-------- Source --------

At the time this article was written
J. William Galbraith was an Information Officer with the federal government
In 1939 King George VI became
the first reigning monarch to visit Canada when he and Queen Elizabeth spent a
month touring the country from one coast to another. The tour succeeded in
every way, including the King's expressed desire to give his "Canadian
people a deeper conception of their unity as a nation". The constitutional
significance of the 1939 Royal Visit is sometimes lost among the mass of
emotional memories associated with the tour. This article looks at the
importance of the visit for Canada's development into a fully sovereign
Memories of the Royal Visit in the
spring of 1939 are cherished because of the unprecedented excitement and
activity created by the first visit to Canada by a reigning monarch. They are
cherished also because of the joyful relief the visit provided from the barrage
of foreboding news from Europe, of Hitler's bellicosity. In the 50 years that
have elapsed, the country has grown into a mature, sovereign nation. The 1939
Royal Visit acted as a catalyst in that growth.
The Governor-General at the time,
Lord Tweedsmuir, was a great admirer of Canada and an active promoter of
developing Canadian pride and patriotism. As John Buchan, the well-known
writer, he was the first non-peer to be appointed Governor-General of Canada.

-------- Data block --------

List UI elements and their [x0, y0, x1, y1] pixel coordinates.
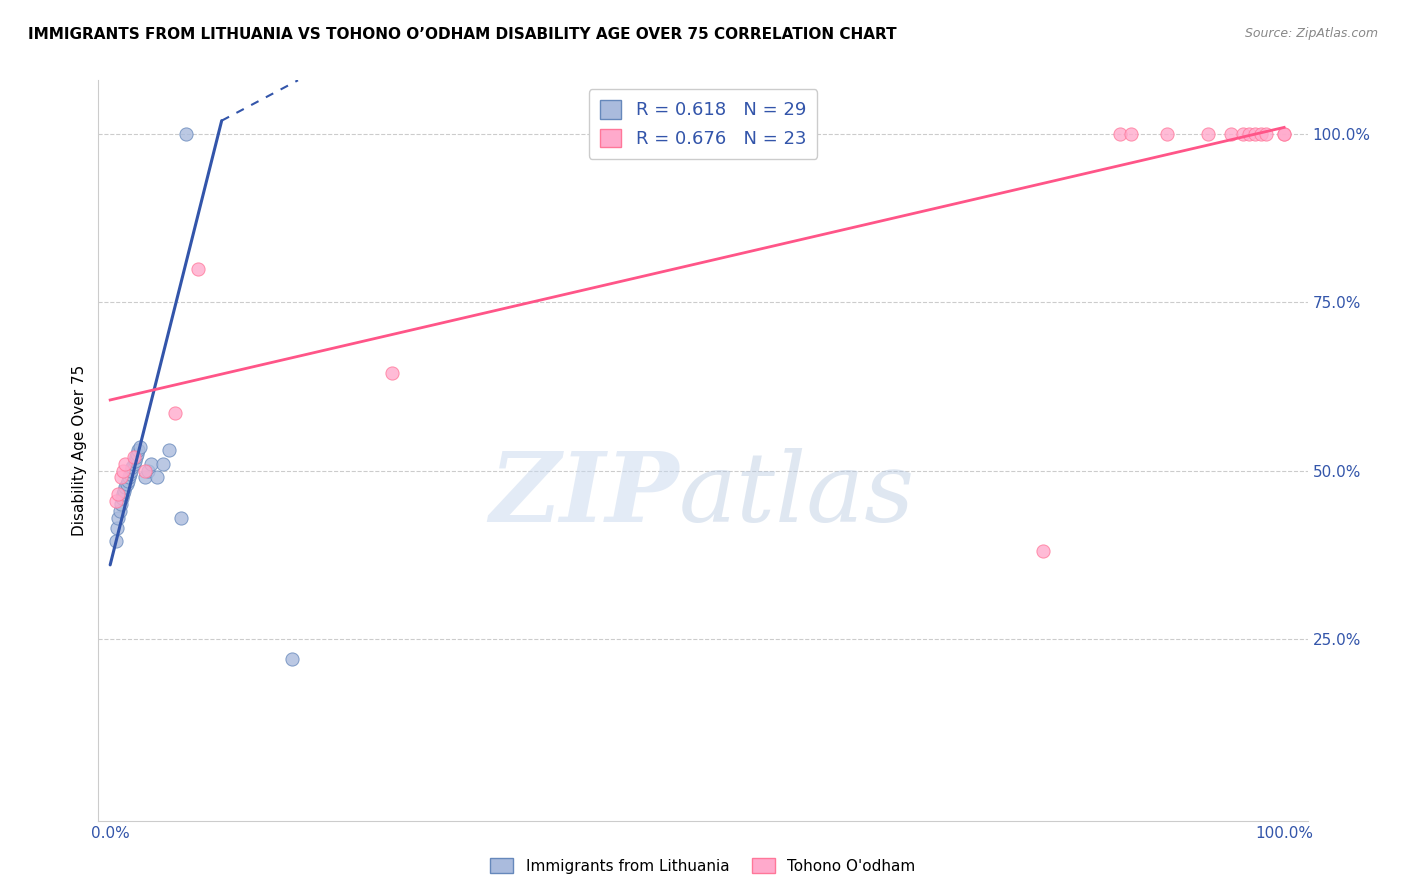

--------

— Things to do —
A: In the article on the 1939 Royal Visit, copy the passage from "The Governor-General at" up to and including "Governor-General of Canada.".
B: According to the article on the 1939 Royal Visit, who was Governor-General of Canada at the time?

— Answers below —
A:
The Governor-General at the time,
Lord Tweedsmuir, was a great admirer of Canada and an active promoter of
developing Canadian pride and patriotism. As John Buchan, the well-known
writer, he was the first non-peer to be appointed Governor-General of Canada.

B: Lord Tweedsmuir, the writer John Buchan.